Problem to solve -> Reproduce all the entries precisely.

Records for the task ->
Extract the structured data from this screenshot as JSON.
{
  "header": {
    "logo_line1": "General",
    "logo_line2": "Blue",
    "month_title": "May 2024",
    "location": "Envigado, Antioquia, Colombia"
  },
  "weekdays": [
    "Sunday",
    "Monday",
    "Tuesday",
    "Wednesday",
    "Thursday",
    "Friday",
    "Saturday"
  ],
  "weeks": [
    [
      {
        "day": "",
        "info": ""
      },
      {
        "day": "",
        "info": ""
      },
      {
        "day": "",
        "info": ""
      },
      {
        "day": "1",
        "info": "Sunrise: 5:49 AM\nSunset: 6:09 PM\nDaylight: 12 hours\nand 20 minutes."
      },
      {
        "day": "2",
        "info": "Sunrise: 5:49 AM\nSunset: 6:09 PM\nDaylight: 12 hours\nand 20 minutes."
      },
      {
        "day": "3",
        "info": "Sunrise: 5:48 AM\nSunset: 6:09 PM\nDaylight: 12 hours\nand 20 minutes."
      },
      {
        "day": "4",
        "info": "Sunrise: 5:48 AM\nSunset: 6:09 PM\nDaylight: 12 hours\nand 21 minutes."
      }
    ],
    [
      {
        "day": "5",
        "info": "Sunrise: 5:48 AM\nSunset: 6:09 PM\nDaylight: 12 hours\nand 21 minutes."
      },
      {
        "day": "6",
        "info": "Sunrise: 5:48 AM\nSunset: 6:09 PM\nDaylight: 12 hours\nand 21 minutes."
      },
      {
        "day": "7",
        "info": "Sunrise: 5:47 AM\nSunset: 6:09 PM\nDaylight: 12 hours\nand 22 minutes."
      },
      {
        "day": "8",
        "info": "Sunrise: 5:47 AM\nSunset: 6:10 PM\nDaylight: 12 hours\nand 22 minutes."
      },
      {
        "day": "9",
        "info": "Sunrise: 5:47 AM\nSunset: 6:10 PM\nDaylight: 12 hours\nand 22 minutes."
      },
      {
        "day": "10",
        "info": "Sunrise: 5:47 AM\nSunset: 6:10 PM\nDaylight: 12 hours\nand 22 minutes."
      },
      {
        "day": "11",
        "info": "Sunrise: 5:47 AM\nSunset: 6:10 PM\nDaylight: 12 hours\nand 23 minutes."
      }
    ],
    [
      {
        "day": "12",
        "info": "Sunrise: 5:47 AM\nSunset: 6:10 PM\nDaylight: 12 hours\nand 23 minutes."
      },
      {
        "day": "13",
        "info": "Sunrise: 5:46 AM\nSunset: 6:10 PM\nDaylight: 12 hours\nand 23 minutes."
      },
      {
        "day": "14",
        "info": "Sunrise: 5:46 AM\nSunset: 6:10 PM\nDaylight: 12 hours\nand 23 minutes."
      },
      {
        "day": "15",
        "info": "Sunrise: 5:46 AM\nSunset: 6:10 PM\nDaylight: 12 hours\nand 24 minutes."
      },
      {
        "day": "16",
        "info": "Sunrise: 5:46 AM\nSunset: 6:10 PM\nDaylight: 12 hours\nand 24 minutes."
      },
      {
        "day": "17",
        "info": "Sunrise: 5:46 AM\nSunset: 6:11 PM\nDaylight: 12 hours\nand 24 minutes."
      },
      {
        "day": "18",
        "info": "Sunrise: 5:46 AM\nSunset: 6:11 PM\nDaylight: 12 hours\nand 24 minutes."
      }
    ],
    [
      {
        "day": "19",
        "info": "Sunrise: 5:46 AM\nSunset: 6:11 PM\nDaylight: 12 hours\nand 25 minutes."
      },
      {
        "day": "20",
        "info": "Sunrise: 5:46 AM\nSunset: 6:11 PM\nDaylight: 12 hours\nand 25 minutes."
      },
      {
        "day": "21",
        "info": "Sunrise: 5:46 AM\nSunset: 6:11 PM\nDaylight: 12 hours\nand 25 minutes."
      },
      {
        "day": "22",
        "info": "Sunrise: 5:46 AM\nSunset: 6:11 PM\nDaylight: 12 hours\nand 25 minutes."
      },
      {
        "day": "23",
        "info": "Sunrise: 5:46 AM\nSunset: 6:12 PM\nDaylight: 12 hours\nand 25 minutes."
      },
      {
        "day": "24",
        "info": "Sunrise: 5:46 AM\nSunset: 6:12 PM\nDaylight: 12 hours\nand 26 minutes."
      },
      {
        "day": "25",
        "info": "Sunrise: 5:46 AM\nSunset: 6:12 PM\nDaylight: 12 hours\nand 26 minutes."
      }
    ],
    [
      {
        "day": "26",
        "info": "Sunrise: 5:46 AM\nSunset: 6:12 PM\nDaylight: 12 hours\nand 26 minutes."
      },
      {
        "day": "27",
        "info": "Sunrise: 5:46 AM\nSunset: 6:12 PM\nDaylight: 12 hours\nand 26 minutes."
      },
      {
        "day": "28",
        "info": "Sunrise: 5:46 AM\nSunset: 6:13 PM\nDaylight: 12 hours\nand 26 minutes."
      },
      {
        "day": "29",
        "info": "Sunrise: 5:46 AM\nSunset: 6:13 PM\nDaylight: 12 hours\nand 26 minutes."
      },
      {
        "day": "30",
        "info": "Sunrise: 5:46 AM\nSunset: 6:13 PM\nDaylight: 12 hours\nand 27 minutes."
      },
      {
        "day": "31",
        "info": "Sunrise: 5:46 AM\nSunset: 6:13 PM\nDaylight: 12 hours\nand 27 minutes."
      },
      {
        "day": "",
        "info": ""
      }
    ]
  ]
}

Output of the task ->
Extract the structured data from this screenshot as JSON.
{
  "header": {
    "logo_line1": "General",
    "logo_line2": "Blue",
    "month_title": "May 2024",
    "location": "Envigado, Antioquia, Colombia"
  },
  "weekdays": [
    "Sunday",
    "Monday",
    "Tuesday",
    "Wednesday",
    "Thursday",
    "Friday",
    "Saturday"
  ],
  "weeks": [
    [
      {
        "day": "",
        "info": ""
      },
      {
        "day": "",
        "info": ""
      },
      {
        "day": "",
        "info": ""
      },
      {
        "day": "1",
        "info": "Sunrise: 5:49 AM\nSunset: 6:09 PM\nDaylight: 12 hours\nand 20 minutes."
      },
      {
        "day": "2",
        "info": "Sunrise: 5:49 AM\nSunset: 6:09 PM\nDaylight: 12 hours\nand 20 minutes."
      },
      {
        "day": "3",
        "info": "Sunrise: 5:48 AM\nSunset: 6:09 PM\nDaylight: 12 hours\nand 20 minutes."
      },
      {
        "day": "4",
        "info": "Sunrise: 5:48 AM\nSunset: 6:09 PM\nDaylight: 12 hours\nand 21 minutes."
      }
    ],
    [
      {
        "day": "5",
        "info": "Sunrise: 5:48 AM\nSunset: 6:09 PM\nDaylight: 12 hours\nand 21 minutes."
      },
      {
        "day": "6",
        "info": "Sunrise: 5:48 AM\nSunset: 6:09 PM\nDaylight: 12 hours\nand 21 minutes."
      },
      {
        "day": "7",
        "info": "Sunrise: 5:47 AM\nSunset: 6:09 PM\nDaylight: 12 hours\nand 22 minutes."
      },
      {
        "day": "8",
        "info": "Sunrise: 5:47 AM\nSunset: 6:10 PM\nDaylight: 12 hours\nand 22 minutes."
      },
      {
        "day": "9",
        "info": "Sunrise: 5:47 AM\nSunset: 6:10 PM\nDaylight: 12 hours\nand 22 minutes."
      },
      {
        "day": "10",
        "info": "Sunrise: 5:47 AM\nSunset: 6:10 PM\nDaylight: 12 hours\nand 22 minutes."
      },
      {
        "day": "11",
        "info": "Sunrise: 5:47 AM\nSunset: 6:10 PM\nDaylight: 12 hours\nand 23 minutes."
      }
    ],
    [
      {
        "day": "12",
        "info": "Sunrise: 5:47 AM\nSunset: 6:10 PM\nDaylight: 12 hours\nand 23 minutes."
      },
      {
        "day": "13",
        "info": "Sunrise: 5:46 AM\nSunset: 6:10 PM\nDaylight: 12 hours\nand 23 minutes."
      },
      {
        "day": "14",
        "info": "Sunrise: 5:46 AM\nSunset: 6:10 PM\nDaylight: 12 hours\nand 23 minutes."
      },
      {
        "day": "15",
        "info": "Sunrise: 5:46 AM\nSunset: 6:10 PM\nDaylight: 12 hours\nand 24 minutes."
      },
      {
        "day": "16",
        "info": "Sunrise: 5:46 AM\nSunset: 6:10 PM\nDaylight: 12 hours\nand 24 minutes."
      },
      {
        "day": "17",
        "info": "Sunrise: 5:46 AM\nSunset: 6:11 PM\nDaylight: 12 hours\nand 24 minutes."
      },
      {
        "day": "18",
        "info": "Sunrise: 5:46 AM\nSunset: 6:11 PM\nDaylight: 12 hours\nand 24 minutes."
      }
    ],
    [
      {
        "day": "19",
        "info": "Sunrise: 5:46 AM\nSunset: 6:11 PM\nDaylight: 12 hours\nand 25 minutes."
      },
      {
        "day": "20",
        "info": "Sunrise: 5:46 AM\nSunset: 6:11 PM\nDaylight: 12 hours\nand 25 minutes."
      },
      {
        "day": "21",
        "info": "Sunrise: 5:46 AM\nSunset: 6:11 PM\nDaylight: 12 hours\nand 25 minutes."
      },
      {
        "day": "22",
        "info": "Sunrise: 5:46 AM\nSunset: 6:11 PM\nDaylight: 12 hours\nand 25 minutes."
      },
      {
        "day": "23",
        "info": "Sunrise: 5:46 AM\nSunset: 6:12 PM\nDaylight: 12 hours\nand 25 minutes."
      },
      {
        "day": "24",
        "info": "Sunrise: 5:46 AM\nSunset: 6:12 PM\nDaylight: 12 hours\nand 26 minutes."
      },
      {
        "day": "25",
        "info": "Sunrise: 5:46 AM\nSunset: 6:12 PM\nDaylight: 12 hours\nand 26 minutes."
      }
    ],
    [
      {
        "day": "26",
        "info": "Sunrise: 5:46 AM\nSunset: 6:12 PM\nDaylight: 12 hours\nand 26 minutes."
      },
      {
        "day": "27",
        "info": "Sunrise: 5:46 AM\nSunset: 6:12 PM\nDaylight: 12 hours\nand 26 minutes."
      },
      {
        "day": "28",
        "info": "Sunrise: 5:46 AM\nSunset: 6:13 PM\nDaylight: 12 hours\nand 26 minutes."
      },
      {
        "day": "29",
        "info": "Sunrise: 5:46 AM\nSunset: 6:13 PM\nDaylight: 12 hours\nand 26 minutes."
      },
      {
        "day": "30",
        "info": "Sunrise: 5:46 AM\nSunset: 6:13 PM\nDaylight: 12 hours\nand 27 minutes."
      },
      {
        "day": "31",
        "info": "Sunrise: 5:46 AM\nSunset: 6:13 PM\nDaylight: 12 hours\nand 27 minutes."
      },
      {
        "day": "",
        "info": ""
      }
    ]
  ]
}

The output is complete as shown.